START

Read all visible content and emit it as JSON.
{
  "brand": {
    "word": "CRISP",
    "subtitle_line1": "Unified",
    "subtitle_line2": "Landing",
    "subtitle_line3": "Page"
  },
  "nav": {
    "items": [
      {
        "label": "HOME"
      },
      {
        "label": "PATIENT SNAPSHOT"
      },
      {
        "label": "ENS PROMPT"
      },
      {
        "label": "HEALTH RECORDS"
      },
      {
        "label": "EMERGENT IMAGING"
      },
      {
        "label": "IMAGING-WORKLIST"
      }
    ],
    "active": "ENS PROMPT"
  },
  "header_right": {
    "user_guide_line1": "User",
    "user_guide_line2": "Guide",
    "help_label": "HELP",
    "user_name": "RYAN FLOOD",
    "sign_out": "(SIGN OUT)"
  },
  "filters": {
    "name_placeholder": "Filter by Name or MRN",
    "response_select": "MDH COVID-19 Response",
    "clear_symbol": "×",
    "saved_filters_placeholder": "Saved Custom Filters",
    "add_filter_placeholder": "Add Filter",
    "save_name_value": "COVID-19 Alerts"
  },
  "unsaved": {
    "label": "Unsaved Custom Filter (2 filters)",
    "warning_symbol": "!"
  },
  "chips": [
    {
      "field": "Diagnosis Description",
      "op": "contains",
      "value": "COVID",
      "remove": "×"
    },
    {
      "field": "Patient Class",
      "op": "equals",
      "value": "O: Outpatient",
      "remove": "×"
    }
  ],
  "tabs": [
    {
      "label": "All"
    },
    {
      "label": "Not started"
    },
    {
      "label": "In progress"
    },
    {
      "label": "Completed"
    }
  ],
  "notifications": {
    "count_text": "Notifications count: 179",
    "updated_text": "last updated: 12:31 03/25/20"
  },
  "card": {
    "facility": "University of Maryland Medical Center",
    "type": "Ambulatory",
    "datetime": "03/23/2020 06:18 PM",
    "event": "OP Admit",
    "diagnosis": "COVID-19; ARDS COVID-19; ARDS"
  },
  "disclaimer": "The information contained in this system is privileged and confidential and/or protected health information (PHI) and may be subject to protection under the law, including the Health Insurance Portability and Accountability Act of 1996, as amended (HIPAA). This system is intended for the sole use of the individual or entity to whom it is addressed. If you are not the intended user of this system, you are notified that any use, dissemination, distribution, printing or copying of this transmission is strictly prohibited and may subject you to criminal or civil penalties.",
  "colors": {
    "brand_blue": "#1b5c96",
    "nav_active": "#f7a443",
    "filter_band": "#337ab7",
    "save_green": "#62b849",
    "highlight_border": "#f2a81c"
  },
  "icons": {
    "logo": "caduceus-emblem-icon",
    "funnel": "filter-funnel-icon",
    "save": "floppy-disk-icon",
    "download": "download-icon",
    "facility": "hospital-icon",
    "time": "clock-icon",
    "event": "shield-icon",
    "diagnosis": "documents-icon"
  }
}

END
START

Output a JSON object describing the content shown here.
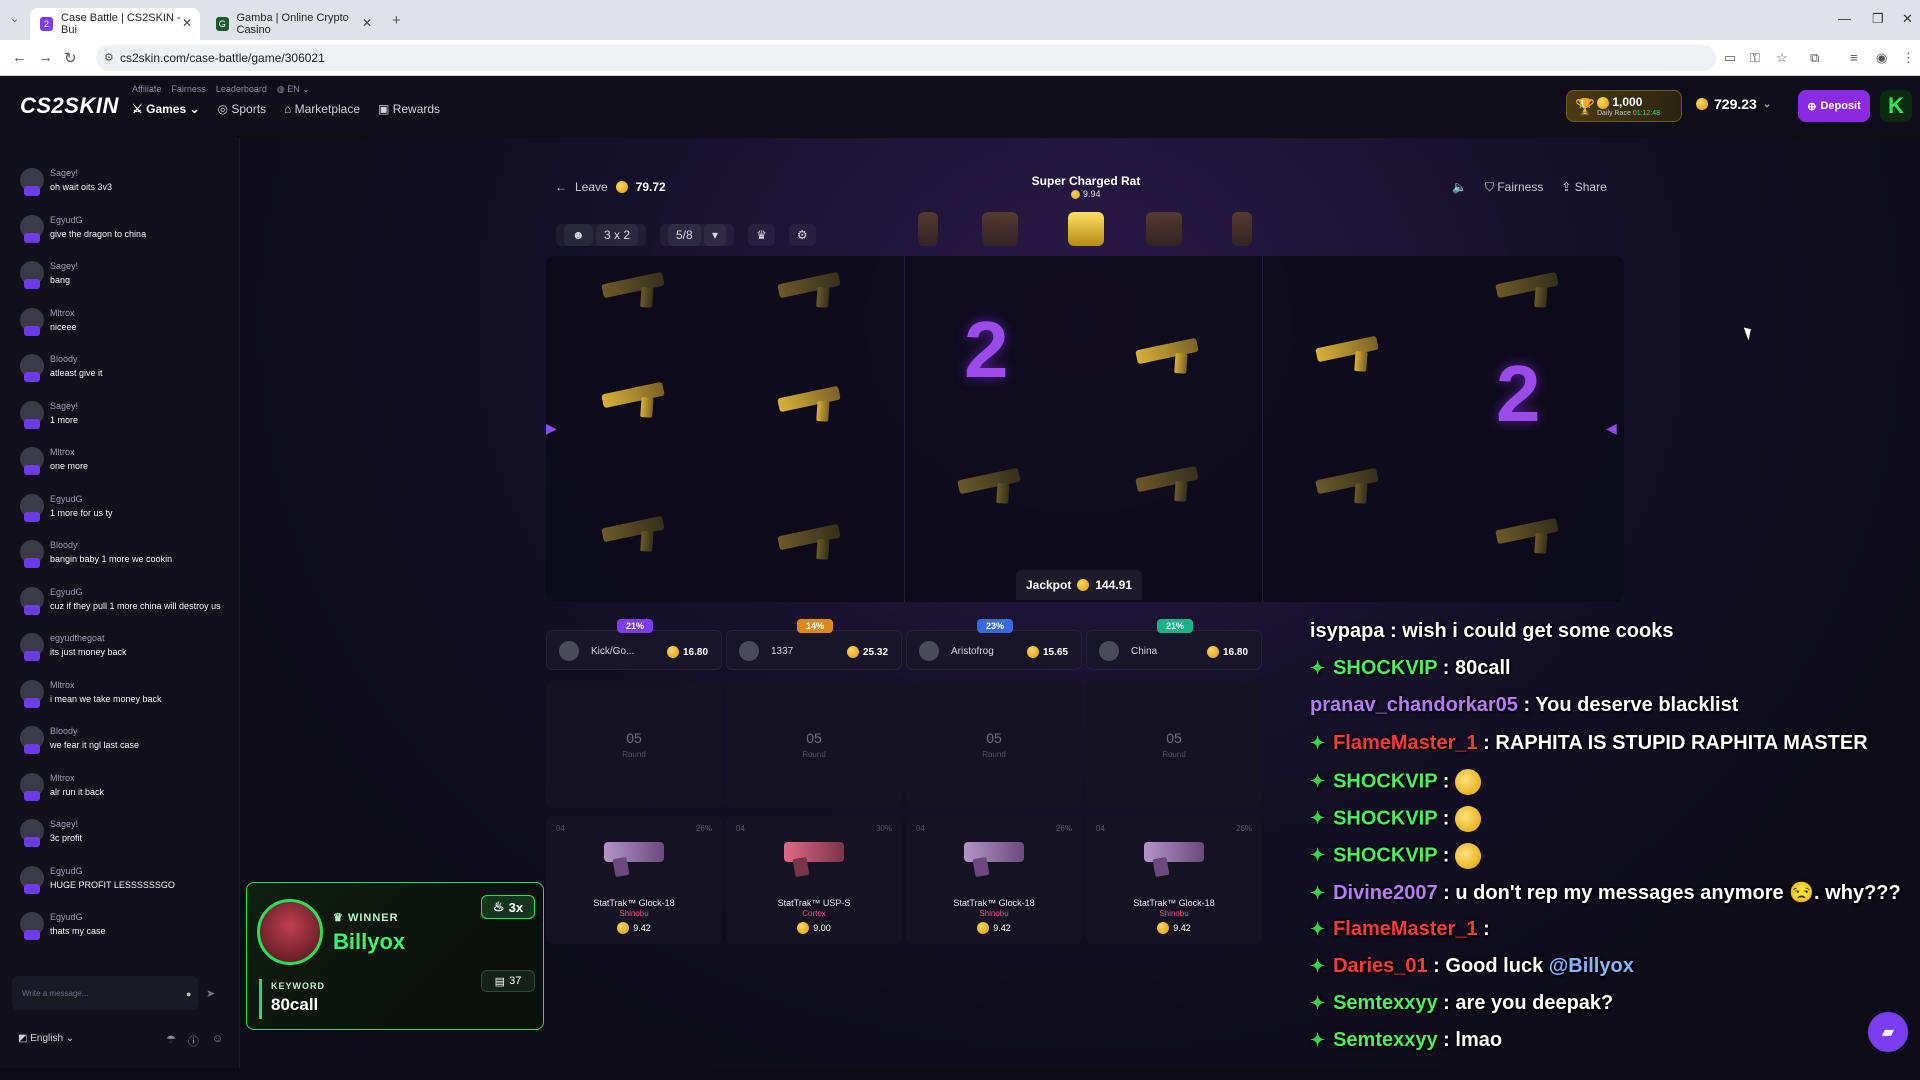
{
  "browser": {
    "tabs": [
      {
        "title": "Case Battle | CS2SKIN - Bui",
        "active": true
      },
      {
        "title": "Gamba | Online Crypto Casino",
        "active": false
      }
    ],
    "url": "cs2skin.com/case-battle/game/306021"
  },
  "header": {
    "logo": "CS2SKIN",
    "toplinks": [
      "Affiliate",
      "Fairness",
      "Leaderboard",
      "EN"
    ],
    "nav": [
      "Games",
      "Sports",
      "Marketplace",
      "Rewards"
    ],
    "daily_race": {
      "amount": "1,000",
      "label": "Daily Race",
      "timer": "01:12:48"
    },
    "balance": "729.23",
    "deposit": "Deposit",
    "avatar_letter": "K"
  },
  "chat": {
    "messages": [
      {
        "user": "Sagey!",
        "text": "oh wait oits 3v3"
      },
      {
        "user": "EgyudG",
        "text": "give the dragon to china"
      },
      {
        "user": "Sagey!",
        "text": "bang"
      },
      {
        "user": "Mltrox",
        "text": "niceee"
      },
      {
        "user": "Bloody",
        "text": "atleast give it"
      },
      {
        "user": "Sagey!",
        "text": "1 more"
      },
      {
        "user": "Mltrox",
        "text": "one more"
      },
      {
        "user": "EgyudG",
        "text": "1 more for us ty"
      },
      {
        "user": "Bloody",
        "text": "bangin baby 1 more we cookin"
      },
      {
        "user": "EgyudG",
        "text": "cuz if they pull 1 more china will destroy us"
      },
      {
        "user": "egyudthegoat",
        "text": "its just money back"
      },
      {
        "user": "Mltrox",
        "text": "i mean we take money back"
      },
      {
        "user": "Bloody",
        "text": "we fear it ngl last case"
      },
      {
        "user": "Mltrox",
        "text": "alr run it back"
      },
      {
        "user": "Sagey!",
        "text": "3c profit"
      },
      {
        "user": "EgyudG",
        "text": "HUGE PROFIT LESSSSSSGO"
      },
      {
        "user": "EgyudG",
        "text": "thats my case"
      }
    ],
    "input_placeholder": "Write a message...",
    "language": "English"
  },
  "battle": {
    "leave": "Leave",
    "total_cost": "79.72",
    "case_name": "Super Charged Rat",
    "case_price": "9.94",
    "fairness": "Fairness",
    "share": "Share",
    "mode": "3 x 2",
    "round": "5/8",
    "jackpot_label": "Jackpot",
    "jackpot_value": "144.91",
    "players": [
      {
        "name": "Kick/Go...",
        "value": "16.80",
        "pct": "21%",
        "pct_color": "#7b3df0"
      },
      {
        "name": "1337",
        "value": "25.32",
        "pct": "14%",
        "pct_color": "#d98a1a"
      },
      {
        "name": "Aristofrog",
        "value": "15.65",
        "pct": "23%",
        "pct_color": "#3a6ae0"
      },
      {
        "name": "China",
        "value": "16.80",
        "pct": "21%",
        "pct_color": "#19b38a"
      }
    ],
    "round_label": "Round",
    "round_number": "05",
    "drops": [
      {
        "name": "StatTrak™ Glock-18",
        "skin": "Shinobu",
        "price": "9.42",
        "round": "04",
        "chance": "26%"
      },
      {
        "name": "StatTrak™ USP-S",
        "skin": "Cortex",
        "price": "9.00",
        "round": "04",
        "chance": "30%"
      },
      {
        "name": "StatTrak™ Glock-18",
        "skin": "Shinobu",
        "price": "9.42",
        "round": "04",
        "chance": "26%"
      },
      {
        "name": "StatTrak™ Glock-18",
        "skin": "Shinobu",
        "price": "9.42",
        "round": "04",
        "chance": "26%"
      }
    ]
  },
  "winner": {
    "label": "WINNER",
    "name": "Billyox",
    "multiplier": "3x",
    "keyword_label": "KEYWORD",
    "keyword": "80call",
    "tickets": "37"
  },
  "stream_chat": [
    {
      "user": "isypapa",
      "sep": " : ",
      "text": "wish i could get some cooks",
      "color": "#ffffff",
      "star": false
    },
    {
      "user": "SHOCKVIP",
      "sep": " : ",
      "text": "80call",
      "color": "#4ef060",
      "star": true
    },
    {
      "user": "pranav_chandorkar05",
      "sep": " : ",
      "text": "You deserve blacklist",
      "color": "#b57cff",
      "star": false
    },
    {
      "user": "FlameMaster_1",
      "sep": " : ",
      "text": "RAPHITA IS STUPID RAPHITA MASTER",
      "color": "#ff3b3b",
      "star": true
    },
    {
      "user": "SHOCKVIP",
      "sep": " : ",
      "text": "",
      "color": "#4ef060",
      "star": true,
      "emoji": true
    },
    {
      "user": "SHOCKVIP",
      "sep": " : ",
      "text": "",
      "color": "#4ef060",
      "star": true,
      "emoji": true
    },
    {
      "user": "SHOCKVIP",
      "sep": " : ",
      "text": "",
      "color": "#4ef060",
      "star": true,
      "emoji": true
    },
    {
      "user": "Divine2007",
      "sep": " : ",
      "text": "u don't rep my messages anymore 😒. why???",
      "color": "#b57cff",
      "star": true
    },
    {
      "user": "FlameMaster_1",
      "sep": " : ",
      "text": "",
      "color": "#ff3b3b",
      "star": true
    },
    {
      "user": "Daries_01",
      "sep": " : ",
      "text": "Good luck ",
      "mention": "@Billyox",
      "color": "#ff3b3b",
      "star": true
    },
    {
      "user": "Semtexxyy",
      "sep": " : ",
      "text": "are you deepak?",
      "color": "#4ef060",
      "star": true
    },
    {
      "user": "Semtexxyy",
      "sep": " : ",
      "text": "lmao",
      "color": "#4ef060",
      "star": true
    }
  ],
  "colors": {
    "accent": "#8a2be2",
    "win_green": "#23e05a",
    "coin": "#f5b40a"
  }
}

END

▶ [WHAT YOU NEED TO DO]: Check each line of the records above for the word "content", then give the number of lines that have it, with no other words.

▶ [WRITTEN REPLY]: 2